Short problem
Determine the number of lines containing the word "含分支机构". Reply with it and nothing else.

Entries taken from a collection

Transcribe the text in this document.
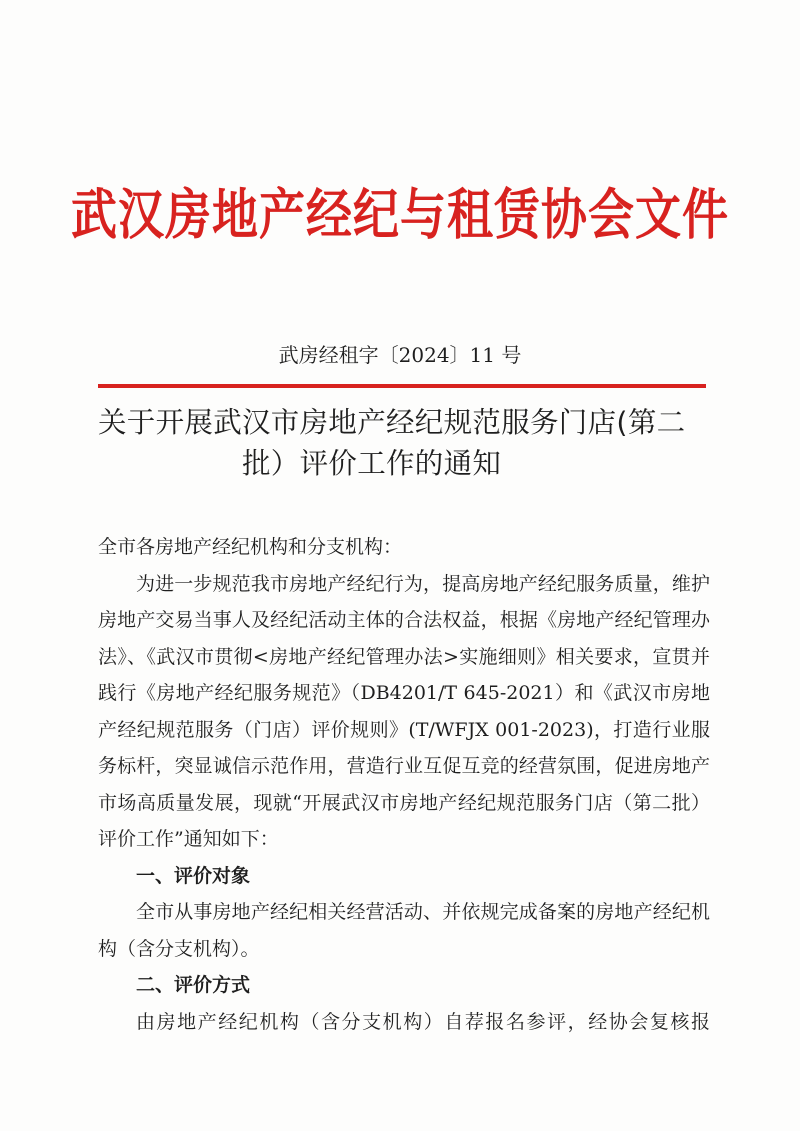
武汉房地产经纪与租赁协会文件
武房经租字〔2024〕11 号
关于开展武汉市房地产经纪规范服务门店(第二
批）评价工作的通知

全市各房地产经纪机构和分支机构：

为进一步规范我市房地产经纪行为，提高房地产经纪服务质量，维护房地产交易当事人及经纪活动主体的合法权益，根据《房地产经纪管理办法》、《武汉市贯彻<房地产经纪管理办法>实施细则》相关要求，宣贯并践行《房地产经纪服务规范》（DB4201/T 645-2021）和《武汉市房地产经纪规范服务（门店）评价规则》(T/WFJX 001-2023)，打造行业服务标杆，突显诚信示范作用，营造行业互促互竞的经营氛围，促进房地产市场高质量发展，现就“开展武汉市房地产经纪规范服务门店（第二批）评价工作”通知如下：

一、评价对象

全市从事房地产经纪相关经营活动、并依规完成备案的房地产经纪机构（含分支机构）。

二、评价方式

由房地产经纪机构（含分支机构）自荐报名参评，经协会复核报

Final result
2